# [Stated exercise]
Check each line of the data for "image" and select those that have it.

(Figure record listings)
*-*-*
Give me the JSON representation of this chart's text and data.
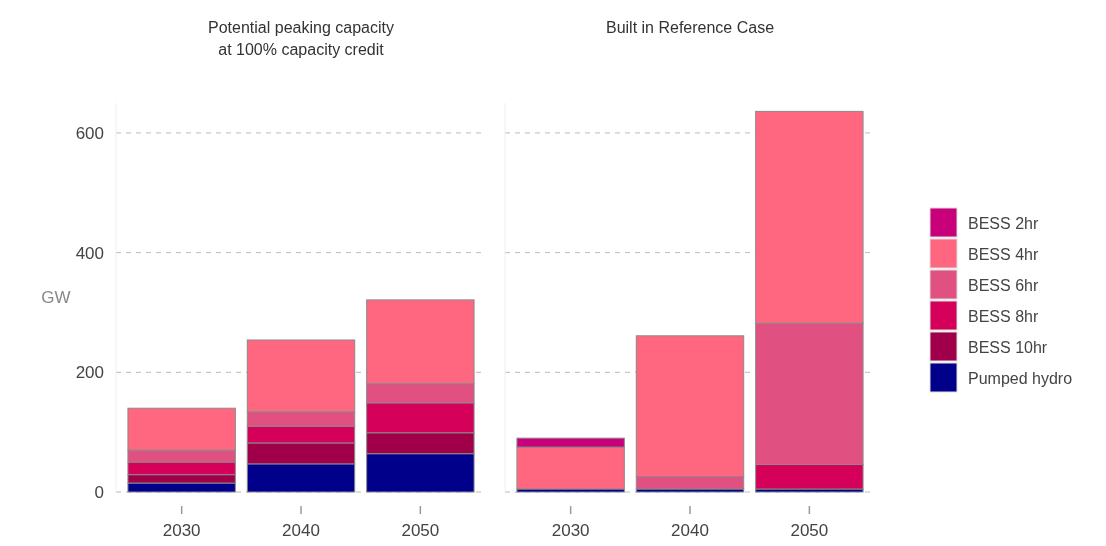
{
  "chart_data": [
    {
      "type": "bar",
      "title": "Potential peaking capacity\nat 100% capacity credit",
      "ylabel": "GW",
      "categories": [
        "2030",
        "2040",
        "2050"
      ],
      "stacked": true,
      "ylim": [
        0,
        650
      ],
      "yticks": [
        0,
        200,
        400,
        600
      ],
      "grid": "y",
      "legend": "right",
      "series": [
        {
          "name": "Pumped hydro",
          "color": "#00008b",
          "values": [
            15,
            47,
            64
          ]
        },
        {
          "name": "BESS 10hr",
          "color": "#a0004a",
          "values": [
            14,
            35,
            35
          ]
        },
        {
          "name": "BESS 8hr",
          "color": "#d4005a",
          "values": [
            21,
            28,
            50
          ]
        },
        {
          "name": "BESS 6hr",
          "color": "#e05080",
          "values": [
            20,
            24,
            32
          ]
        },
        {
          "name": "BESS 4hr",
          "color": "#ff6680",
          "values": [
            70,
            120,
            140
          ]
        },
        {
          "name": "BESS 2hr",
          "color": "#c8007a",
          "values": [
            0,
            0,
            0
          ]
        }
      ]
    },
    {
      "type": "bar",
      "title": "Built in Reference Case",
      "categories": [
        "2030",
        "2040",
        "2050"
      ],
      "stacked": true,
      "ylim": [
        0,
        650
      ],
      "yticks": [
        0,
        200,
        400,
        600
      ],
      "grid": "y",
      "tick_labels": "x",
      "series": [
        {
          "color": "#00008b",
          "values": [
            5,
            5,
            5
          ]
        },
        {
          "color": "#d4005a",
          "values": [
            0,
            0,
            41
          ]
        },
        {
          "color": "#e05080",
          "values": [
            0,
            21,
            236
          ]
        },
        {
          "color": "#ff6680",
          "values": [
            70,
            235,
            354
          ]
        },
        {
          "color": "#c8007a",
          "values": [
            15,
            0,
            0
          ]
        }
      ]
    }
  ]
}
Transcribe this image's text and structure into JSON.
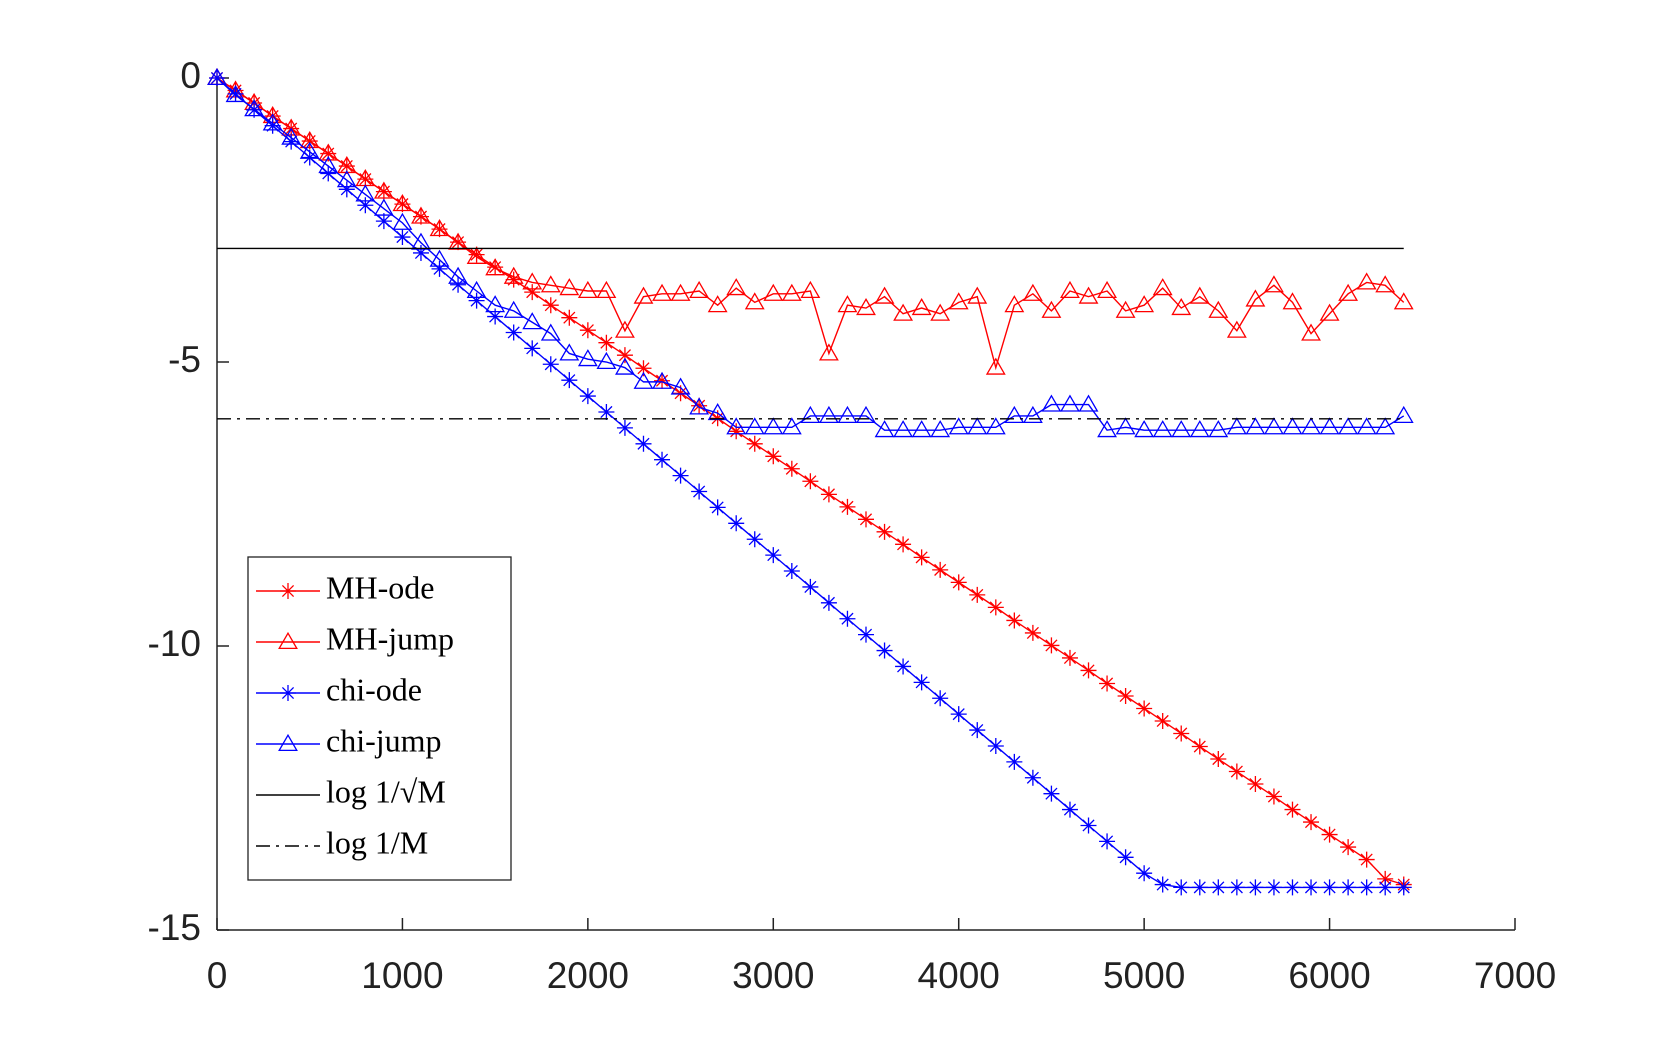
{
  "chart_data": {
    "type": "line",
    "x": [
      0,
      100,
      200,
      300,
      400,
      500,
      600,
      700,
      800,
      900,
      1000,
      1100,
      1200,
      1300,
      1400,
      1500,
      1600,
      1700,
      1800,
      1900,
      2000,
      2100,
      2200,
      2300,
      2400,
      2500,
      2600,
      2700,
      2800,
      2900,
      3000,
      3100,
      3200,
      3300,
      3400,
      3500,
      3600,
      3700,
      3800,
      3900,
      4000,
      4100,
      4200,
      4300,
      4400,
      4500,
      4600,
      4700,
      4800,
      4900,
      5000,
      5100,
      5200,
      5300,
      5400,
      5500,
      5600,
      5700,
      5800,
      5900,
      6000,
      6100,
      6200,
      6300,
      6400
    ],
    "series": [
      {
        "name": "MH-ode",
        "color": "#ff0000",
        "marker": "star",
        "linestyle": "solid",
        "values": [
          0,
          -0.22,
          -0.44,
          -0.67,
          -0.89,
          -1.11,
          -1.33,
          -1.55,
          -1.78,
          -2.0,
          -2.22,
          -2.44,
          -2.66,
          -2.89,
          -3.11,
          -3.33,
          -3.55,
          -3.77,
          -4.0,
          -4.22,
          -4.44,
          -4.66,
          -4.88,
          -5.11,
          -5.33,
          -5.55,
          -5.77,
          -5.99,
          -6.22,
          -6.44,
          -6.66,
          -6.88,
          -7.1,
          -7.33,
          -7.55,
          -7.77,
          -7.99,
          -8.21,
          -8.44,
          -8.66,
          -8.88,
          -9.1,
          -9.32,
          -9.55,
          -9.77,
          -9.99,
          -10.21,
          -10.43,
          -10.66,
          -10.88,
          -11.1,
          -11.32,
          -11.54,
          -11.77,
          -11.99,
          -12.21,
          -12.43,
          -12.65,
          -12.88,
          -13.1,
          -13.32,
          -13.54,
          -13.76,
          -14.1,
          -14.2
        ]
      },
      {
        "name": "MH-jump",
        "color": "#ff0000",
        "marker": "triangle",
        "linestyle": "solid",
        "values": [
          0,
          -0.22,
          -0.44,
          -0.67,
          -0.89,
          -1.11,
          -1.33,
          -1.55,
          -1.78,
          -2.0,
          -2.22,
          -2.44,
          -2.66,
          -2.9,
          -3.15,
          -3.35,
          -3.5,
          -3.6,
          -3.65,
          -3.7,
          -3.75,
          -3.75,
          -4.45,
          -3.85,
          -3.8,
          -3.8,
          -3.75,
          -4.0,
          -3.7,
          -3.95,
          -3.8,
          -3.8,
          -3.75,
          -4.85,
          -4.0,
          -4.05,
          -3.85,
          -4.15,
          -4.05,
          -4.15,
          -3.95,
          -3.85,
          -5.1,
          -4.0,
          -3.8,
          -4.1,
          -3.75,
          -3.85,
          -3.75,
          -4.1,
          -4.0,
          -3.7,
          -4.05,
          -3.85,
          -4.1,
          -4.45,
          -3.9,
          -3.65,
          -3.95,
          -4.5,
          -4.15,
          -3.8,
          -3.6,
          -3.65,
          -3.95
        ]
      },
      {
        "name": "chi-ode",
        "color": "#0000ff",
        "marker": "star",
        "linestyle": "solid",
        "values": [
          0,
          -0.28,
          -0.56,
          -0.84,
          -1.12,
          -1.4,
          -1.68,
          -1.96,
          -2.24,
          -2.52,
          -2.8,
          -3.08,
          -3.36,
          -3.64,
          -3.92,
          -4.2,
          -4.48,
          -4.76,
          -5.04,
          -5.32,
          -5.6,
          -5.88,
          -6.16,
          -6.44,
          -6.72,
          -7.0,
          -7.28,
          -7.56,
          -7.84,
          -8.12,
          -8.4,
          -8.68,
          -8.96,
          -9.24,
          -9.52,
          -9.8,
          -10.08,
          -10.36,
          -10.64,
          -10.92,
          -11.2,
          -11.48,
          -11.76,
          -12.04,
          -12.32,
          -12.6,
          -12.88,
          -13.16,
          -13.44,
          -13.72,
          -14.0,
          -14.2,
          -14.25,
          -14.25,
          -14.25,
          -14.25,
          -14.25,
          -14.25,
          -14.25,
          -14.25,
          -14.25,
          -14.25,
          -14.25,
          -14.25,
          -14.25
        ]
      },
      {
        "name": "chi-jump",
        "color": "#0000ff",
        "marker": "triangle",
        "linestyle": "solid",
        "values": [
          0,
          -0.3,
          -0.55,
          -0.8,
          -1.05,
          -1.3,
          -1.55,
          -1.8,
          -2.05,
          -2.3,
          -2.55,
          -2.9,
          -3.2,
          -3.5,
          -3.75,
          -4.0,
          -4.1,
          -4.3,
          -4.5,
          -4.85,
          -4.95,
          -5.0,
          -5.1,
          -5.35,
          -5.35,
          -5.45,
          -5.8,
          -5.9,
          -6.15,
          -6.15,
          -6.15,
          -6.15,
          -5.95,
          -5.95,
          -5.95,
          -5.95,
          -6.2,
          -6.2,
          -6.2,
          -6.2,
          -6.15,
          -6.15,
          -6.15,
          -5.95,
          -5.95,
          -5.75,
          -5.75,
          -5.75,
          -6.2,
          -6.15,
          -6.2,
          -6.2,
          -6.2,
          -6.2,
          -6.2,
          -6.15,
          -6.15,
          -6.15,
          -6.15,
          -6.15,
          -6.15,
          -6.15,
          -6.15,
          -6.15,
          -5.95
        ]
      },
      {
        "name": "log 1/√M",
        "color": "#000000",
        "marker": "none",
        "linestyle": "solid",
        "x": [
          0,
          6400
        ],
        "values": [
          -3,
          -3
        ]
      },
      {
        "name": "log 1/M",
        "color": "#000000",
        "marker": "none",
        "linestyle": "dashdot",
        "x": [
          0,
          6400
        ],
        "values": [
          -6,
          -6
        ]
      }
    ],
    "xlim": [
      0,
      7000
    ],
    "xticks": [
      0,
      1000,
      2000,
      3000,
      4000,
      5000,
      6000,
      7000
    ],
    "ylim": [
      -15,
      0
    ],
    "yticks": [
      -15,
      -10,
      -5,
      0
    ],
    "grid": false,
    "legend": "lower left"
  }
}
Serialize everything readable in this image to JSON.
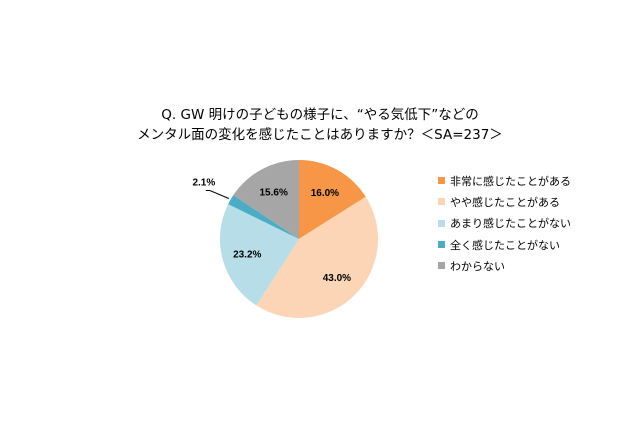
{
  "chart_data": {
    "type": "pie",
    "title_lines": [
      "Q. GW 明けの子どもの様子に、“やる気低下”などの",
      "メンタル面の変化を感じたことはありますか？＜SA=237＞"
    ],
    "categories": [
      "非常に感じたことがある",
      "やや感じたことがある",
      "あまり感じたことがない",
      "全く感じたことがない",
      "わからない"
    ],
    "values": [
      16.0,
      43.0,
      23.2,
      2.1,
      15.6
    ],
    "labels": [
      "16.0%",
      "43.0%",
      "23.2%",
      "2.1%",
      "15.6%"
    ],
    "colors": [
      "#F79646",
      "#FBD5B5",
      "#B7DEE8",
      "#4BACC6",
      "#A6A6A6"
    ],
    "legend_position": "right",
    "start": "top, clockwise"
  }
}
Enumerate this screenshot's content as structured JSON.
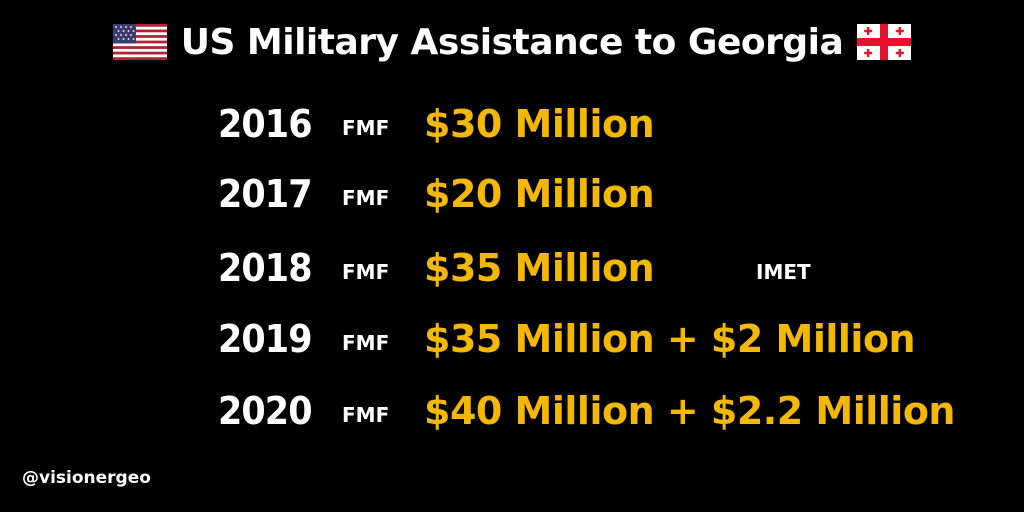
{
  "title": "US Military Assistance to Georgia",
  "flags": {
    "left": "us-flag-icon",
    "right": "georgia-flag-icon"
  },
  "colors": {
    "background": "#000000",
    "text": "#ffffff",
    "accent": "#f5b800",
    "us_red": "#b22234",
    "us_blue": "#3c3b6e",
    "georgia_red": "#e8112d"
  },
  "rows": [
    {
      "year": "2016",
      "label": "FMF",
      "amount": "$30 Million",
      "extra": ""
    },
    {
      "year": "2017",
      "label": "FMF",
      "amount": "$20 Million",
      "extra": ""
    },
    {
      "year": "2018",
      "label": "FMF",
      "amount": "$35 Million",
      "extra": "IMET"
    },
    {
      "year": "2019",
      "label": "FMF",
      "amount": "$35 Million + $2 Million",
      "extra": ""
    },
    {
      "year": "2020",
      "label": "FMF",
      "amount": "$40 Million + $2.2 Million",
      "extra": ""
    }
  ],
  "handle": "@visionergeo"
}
*-*-*
# [Written response]
Transcribe this image's text and structure into JSON.
Serialize everything readable in this image to JSON.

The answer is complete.